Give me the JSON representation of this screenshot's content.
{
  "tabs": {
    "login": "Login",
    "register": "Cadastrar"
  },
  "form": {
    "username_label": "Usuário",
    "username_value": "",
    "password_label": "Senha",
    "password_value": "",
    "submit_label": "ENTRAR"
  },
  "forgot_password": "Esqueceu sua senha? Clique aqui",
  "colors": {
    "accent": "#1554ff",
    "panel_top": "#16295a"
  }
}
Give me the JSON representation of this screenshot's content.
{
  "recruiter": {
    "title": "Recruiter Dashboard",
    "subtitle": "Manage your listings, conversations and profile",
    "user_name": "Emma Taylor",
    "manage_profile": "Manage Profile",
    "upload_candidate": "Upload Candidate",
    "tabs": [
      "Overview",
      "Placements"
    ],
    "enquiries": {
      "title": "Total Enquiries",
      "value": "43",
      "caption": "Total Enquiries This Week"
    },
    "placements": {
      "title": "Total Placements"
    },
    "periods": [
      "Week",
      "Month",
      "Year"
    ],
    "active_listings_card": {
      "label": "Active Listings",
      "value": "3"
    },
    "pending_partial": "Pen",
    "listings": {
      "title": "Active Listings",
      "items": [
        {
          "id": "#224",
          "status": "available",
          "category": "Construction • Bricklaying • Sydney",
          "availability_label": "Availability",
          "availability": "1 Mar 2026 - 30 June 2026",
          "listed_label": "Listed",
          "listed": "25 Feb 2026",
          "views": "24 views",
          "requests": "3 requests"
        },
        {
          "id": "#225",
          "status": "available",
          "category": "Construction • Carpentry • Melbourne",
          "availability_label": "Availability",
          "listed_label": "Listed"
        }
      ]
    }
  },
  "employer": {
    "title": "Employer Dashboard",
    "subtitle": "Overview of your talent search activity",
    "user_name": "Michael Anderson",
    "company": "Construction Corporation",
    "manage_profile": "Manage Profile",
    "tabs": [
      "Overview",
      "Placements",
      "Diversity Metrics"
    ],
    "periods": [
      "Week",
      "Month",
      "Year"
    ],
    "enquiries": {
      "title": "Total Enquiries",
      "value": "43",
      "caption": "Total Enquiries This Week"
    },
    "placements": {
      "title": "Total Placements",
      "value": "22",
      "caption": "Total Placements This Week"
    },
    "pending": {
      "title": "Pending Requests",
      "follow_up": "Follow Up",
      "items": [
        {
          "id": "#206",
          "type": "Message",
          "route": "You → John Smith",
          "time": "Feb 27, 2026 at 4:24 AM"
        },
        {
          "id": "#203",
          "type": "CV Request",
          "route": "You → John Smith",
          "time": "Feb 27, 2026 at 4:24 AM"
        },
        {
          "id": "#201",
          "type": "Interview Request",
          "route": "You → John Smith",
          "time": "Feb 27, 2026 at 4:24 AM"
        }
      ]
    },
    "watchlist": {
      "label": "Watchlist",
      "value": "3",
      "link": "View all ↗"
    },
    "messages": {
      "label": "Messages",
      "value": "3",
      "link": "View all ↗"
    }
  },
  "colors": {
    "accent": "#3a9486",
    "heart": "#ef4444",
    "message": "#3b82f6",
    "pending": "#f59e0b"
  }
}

------------------------

▶ [What to work on] Extract, from the listing above, every line where the string "subtitle" occurs.

▶ [Solution to the exercise]
    "subtitle": "Manage your listings, conversations and profile",
    "subtitle": "Overview of your talent search activity",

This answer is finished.